THE TASK ▸
Give the entries again, word for word.

** START OF DATASET EXTRACT **

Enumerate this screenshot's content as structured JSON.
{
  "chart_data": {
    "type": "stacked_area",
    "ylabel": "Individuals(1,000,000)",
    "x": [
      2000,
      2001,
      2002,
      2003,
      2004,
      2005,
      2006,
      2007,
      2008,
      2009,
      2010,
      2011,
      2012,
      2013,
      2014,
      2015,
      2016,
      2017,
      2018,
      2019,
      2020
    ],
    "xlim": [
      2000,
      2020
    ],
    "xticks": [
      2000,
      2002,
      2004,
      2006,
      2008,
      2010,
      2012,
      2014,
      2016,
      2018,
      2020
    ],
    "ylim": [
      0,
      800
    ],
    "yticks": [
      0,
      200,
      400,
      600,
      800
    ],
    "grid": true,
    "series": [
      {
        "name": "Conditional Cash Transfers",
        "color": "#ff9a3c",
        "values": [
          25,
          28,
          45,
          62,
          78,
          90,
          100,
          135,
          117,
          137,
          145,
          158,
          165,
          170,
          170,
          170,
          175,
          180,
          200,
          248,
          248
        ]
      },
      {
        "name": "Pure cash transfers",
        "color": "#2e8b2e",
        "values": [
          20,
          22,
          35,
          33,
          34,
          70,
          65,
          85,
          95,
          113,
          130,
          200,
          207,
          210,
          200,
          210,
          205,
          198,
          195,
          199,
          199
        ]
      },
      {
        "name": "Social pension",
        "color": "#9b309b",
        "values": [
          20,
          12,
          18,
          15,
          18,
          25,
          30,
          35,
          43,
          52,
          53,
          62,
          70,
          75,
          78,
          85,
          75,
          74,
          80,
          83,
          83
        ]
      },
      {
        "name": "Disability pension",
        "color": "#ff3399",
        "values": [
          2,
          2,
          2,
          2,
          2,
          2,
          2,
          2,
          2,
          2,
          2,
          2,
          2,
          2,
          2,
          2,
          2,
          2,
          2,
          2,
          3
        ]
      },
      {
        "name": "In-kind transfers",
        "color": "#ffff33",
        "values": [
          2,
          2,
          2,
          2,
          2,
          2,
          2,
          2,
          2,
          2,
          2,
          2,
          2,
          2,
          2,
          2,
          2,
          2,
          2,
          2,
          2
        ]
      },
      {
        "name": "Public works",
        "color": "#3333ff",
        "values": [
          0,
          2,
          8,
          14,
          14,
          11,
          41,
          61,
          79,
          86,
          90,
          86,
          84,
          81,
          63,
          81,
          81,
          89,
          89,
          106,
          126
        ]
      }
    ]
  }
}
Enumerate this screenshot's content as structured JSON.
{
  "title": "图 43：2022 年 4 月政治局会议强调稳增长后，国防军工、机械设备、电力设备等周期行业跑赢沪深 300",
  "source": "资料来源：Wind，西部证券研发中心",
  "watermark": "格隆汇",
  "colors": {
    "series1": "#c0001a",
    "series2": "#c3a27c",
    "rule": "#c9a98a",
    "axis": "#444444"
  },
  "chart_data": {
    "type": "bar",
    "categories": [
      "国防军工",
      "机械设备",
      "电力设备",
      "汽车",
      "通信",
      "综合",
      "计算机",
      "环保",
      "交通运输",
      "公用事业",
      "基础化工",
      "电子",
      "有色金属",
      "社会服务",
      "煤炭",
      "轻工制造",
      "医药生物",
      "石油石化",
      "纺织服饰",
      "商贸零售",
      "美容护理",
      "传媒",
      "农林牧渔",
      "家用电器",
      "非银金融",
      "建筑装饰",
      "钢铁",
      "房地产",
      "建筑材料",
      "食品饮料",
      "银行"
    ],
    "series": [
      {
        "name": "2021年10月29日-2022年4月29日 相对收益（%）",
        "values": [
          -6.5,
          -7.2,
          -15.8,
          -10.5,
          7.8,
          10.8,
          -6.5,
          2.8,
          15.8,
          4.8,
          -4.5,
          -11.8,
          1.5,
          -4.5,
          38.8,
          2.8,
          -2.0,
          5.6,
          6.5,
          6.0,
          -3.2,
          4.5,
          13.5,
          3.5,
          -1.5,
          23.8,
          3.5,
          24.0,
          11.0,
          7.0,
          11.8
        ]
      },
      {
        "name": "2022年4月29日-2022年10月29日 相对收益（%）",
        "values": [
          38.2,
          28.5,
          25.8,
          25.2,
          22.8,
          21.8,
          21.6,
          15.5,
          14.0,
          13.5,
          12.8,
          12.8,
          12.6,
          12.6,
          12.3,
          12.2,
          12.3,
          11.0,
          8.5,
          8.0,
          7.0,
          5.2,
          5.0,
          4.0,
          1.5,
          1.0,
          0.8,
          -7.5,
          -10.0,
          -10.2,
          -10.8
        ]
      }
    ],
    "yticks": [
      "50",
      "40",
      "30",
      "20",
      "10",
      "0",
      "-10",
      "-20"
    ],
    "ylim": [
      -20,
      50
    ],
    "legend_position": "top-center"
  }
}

** END OF DATASET EXTRACT **

SOLUTION TO THIS PROBLEM ▸
Enumerate this screenshot's content as structured JSON.
{
  "chart_data": {
    "type": "stacked_area",
    "ylabel": "Individuals(1,000,000)",
    "x": [
      2000,
      2001,
      2002,
      2003,
      2004,
      2005,
      2006,
      2007,
      2008,
      2009,
      2010,
      2011,
      2012,
      2013,
      2014,
      2015,
      2016,
      2017,
      2018,
      2019,
      2020
    ],
    "xlim": [
      2000,
      2020
    ],
    "xticks": [
      2000,
      2002,
      2004,
      2006,
      2008,
      2010,
      2012,
      2014,
      2016,
      2018,
      2020
    ],
    "ylim": [
      0,
      800
    ],
    "yticks": [
      0,
      200,
      400,
      600,
      800
    ],
    "grid": true,
    "series": [
      {
        "name": "Conditional Cash Transfers",
        "color": "#ff9a3c",
        "values": [
          25,
          28,
          45,
          62,
          78,
          90,
          100,
          135,
          117,
          137,
          145,
          158,
          165,
          170,
          170,
          170,
          175,
          180,
          200,
          248,
          248
        ]
      },
      {
        "name": "Pure cash transfers",
        "color": "#2e8b2e",
        "values": [
          20,
          22,
          35,
          33,
          34,
          70,
          65,
          85,
          95,
          113,
          130,
          200,
          207,
          210,
          200,
          210,
          205,
          198,
          195,
          199,
          199
        ]
      },
      {
        "name": "Social pension",
        "color": "#9b309b",
        "values": [
          20,
          12,
          18,
          15,
          18,
          25,
          30,
          35,
          43,
          52,
          53,
          62,
          70,
          75,
          78,
          85,
          75,
          74,
          80,
          83,
          83
        ]
      },
      {
        "name": "Disability pension",
        "color": "#ff3399",
        "values": [
          2,
          2,
          2,
          2,
          2,
          2,
          2,
          2,
          2,
          2,
          2,
          2,
          2,
          2,
          2,
          2,
          2,
          2,
          2,
          2,
          3
        ]
      },
      {
        "name": "In-kind transfers",
        "color": "#ffff33",
        "values": [
          2,
          2,
          2,
          2,
          2,
          2,
          2,
          2,
          2,
          2,
          2,
          2,
          2,
          2,
          2,
          2,
          2,
          2,
          2,
          2,
          2
        ]
      },
      {
        "name": "Public works",
        "color": "#3333ff",
        "values": [
          0,
          2,
          8,
          14,
          14,
          11,
          41,
          61,
          79,
          86,
          90,
          86,
          84,
          81,
          63,
          81,
          81,
          89,
          89,
          106,
          126
        ]
      }
    ]
  }
}
Enumerate this screenshot's content as structured JSON.
{
  "title": "图 43：2022 年 4 月政治局会议强调稳增长后，国防军工、机械设备、电力设备等周期行业跑赢沪深 300",
  "source": "资料来源：Wind，西部证券研发中心",
  "watermark": "格隆汇",
  "colors": {
    "series1": "#c0001a",
    "series2": "#c3a27c",
    "rule": "#c9a98a",
    "axis": "#444444"
  },
  "chart_data": {
    "type": "bar",
    "categories": [
      "国防军工",
      "机械设备",
      "电力设备",
      "汽车",
      "通信",
      "综合",
      "计算机",
      "环保",
      "交通运输",
      "公用事业",
      "基础化工",
      "电子",
      "有色金属",
      "社会服务",
      "煤炭",
      "轻工制造",
      "医药生物",
      "石油石化",
      "纺织服饰",
      "商贸零售",
      "美容护理",
      "传媒",
      "农林牧渔",
      "家用电器",
      "非银金融",
      "建筑装饰",
      "钢铁",
      "房地产",
      "建筑材料",
      "食品饮料",
      "银行"
    ],
    "series": [
      {
        "name": "2021年10月29日-2022年4月29日 相对收益（%）",
        "values": [
          -6.5,
          -7.2,
          -15.8,
          -10.5,
          7.8,
          10.8,
          -6.5,
          2.8,
          15.8,
          4.8,
          -4.5,
          -11.8,
          1.5,
          -4.5,
          38.8,
          2.8,
          -2.0,
          5.6,
          6.5,
          6.0,
          -3.2,
          4.5,
          13.5,
          3.5,
          -1.5,
          23.8,
          3.5,
          24.0,
          11.0,
          7.0,
          11.8
        ]
      },
      {
        "name": "2022年4月29日-2022年10月29日 相对收益（%）",
        "values": [
          38.2,
          28.5,
          25.8,
          25.2,
          22.8,
          21.8,
          21.6,
          15.5,
          14.0,
          13.5,
          12.8,
          12.8,
          12.6,
          12.6,
          12.3,
          12.2,
          12.3,
          11.0,
          8.5,
          8.0,
          7.0,
          5.2,
          5.0,
          4.0,
          1.5,
          1.0,
          0.8,
          -7.5,
          -10.0,
          -10.2,
          -10.8
        ]
      }
    ],
    "yticks": [
      "50",
      "40",
      "30",
      "20",
      "10",
      "0",
      "-10",
      "-20"
    ],
    "ylim": [
      -20,
      50
    ],
    "legend_position": "top-center"
  }
}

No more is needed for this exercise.